JOB
Gather each line of the records where "peuters" appears.

EXERCISE MATERIAL
========================

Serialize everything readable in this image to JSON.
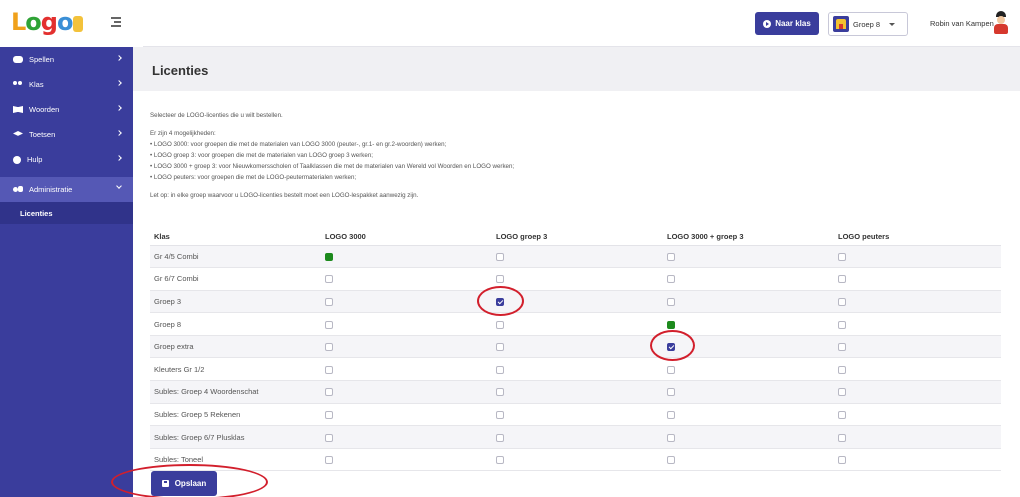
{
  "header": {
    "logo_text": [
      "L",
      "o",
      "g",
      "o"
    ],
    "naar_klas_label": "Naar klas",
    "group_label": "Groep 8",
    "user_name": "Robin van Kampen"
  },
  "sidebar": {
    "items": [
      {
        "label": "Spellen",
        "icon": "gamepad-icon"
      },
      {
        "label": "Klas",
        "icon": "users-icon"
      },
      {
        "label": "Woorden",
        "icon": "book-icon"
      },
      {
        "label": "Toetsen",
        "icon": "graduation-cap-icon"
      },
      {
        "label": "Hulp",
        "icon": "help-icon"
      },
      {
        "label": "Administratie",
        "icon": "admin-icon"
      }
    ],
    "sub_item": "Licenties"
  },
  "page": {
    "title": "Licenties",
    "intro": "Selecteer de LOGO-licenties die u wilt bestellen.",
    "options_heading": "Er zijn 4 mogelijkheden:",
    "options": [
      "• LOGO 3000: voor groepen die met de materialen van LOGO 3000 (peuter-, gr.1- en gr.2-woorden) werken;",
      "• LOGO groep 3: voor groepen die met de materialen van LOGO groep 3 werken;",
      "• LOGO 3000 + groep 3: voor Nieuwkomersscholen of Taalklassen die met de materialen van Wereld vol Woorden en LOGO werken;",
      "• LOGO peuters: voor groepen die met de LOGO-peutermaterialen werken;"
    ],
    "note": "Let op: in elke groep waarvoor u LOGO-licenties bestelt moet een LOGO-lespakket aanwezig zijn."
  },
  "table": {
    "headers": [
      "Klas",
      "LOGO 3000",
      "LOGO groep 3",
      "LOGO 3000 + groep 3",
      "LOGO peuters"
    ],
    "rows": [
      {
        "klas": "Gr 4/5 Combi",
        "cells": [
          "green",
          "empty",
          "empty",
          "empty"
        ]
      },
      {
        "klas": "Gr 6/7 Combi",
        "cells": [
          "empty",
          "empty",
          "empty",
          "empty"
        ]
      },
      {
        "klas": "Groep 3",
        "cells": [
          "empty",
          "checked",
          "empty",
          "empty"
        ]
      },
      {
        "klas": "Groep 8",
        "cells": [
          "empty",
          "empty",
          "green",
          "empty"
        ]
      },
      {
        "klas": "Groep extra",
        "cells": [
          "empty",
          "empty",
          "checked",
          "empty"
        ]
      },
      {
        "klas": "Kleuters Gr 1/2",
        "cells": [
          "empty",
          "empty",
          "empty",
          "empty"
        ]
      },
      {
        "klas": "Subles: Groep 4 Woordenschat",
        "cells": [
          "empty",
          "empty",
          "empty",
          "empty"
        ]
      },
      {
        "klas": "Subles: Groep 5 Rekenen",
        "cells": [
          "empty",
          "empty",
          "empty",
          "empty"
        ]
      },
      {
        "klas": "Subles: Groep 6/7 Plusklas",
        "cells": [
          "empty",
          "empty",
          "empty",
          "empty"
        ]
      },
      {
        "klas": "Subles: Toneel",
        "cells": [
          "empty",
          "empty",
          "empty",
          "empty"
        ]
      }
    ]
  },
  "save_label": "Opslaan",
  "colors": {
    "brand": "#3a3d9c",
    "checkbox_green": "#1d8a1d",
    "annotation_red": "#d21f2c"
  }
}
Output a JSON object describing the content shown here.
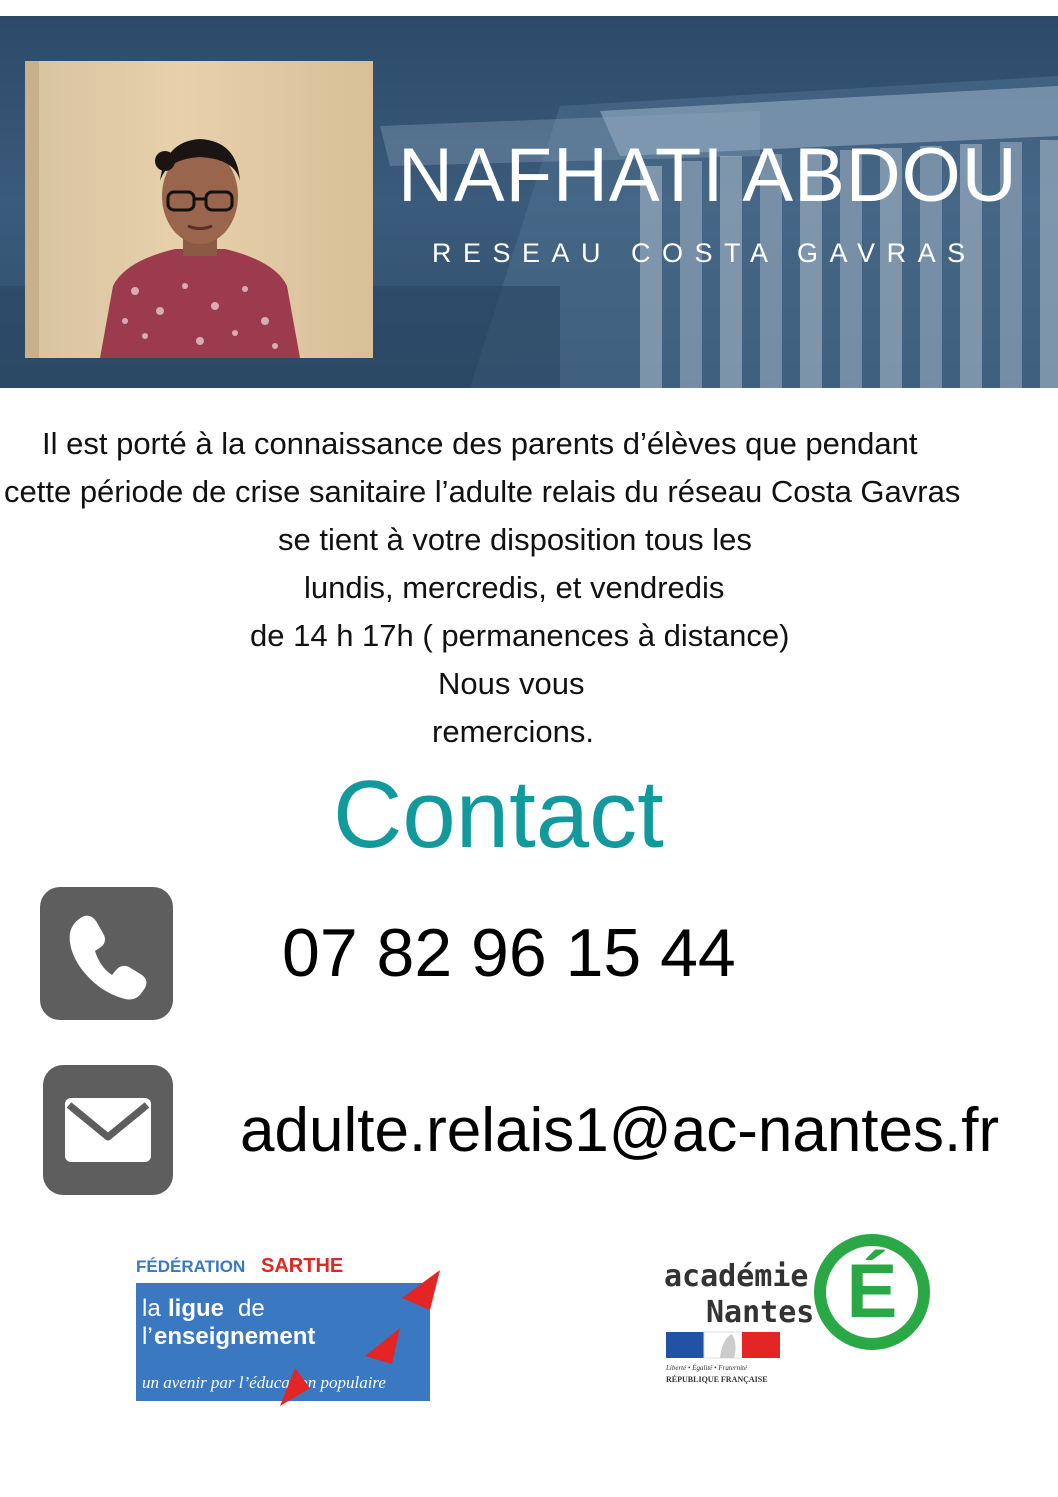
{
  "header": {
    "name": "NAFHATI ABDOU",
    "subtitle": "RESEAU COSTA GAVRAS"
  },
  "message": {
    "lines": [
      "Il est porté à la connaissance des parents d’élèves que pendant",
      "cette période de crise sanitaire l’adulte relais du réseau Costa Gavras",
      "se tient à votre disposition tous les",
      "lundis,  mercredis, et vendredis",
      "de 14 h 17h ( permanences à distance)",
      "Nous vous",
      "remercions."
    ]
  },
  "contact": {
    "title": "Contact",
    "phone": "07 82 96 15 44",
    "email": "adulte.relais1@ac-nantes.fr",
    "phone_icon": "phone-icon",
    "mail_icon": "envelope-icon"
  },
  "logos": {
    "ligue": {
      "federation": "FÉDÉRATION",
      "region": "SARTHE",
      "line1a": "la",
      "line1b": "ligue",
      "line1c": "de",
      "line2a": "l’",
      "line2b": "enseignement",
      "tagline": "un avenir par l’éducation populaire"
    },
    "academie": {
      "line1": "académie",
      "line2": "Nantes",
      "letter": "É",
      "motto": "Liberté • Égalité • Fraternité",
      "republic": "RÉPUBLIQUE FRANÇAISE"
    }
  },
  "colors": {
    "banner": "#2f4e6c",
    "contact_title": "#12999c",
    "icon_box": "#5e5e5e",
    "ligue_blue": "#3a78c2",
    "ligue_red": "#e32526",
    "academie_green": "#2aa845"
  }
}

========================

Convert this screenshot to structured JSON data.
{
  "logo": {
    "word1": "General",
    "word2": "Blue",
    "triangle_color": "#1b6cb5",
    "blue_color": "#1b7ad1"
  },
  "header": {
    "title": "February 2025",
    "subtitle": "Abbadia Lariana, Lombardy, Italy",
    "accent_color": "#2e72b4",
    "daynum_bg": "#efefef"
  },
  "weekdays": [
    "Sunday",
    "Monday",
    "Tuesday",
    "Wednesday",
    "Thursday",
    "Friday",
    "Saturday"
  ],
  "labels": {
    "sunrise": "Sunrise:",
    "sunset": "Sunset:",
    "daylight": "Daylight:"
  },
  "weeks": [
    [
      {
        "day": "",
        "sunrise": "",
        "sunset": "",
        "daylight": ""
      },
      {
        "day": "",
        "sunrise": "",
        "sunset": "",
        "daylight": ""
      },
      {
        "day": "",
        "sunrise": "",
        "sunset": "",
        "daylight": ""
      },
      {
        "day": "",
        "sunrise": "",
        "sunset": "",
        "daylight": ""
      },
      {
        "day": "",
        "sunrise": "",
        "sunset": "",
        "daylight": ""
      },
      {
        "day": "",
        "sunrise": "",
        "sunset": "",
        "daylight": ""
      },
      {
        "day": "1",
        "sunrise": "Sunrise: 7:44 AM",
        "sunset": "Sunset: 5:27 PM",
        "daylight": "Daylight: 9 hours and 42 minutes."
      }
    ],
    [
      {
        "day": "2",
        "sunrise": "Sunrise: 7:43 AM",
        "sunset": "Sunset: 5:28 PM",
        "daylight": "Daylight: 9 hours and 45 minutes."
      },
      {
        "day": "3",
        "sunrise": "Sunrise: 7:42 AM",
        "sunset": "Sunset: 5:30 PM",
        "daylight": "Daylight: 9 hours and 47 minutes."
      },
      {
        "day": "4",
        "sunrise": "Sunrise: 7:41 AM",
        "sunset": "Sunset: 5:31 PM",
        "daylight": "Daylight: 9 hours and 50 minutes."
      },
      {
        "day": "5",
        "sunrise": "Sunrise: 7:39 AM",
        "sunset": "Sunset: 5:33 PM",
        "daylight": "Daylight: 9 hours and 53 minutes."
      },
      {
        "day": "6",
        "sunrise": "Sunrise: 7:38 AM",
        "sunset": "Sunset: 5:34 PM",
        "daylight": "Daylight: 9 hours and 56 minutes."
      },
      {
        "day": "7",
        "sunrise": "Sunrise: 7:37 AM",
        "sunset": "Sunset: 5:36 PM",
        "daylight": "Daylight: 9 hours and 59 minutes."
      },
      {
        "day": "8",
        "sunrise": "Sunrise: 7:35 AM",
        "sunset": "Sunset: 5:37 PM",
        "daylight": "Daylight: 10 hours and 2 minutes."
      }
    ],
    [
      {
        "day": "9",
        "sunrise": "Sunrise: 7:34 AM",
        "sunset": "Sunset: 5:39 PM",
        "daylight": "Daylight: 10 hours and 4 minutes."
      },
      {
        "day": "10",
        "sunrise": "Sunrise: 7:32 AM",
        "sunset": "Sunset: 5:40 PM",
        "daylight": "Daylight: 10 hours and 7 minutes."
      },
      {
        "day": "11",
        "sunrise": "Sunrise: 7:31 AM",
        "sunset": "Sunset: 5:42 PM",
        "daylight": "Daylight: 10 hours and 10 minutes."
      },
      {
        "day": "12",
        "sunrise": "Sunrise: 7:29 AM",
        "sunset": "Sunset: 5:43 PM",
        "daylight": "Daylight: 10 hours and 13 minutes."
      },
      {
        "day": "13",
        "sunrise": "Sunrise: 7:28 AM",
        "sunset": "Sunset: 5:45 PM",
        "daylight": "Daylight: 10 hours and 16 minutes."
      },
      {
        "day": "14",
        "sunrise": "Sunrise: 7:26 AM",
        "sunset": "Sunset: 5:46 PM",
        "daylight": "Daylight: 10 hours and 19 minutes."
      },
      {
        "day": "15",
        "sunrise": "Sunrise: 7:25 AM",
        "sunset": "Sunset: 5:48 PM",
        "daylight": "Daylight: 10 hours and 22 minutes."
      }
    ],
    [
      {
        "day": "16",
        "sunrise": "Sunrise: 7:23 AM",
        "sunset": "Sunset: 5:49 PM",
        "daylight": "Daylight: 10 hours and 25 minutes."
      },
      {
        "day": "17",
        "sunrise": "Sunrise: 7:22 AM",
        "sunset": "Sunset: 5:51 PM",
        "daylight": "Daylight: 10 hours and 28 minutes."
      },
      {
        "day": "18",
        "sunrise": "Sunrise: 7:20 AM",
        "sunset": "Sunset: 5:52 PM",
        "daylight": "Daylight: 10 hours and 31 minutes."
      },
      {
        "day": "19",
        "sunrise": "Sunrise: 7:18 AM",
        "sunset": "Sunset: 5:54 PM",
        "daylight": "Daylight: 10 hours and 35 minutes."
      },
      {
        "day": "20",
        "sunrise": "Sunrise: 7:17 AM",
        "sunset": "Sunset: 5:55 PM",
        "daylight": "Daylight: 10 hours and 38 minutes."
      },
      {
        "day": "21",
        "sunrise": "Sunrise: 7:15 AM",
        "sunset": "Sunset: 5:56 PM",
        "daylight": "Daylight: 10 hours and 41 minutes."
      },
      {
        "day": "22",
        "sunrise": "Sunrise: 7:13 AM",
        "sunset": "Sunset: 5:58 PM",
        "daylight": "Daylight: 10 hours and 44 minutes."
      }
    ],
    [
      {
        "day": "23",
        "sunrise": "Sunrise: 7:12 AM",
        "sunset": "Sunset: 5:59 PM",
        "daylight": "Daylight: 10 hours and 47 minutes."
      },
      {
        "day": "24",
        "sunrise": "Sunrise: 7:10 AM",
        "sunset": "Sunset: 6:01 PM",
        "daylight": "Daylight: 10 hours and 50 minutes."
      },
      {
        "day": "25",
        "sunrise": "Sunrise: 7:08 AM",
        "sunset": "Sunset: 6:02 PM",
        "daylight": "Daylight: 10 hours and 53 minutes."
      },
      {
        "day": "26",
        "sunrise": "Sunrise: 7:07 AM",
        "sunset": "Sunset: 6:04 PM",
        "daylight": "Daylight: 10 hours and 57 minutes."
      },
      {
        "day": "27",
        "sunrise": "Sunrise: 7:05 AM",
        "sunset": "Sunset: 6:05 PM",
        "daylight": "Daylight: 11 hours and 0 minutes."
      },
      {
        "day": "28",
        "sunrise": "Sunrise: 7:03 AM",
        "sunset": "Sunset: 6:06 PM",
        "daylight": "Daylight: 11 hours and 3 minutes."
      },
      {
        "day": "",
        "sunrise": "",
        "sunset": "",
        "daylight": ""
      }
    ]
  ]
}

========================

ANSWER
      "• LOGO peuters: voor groepen die met de LOGO-peutermaterialen werken;"
      "LOGO peuters"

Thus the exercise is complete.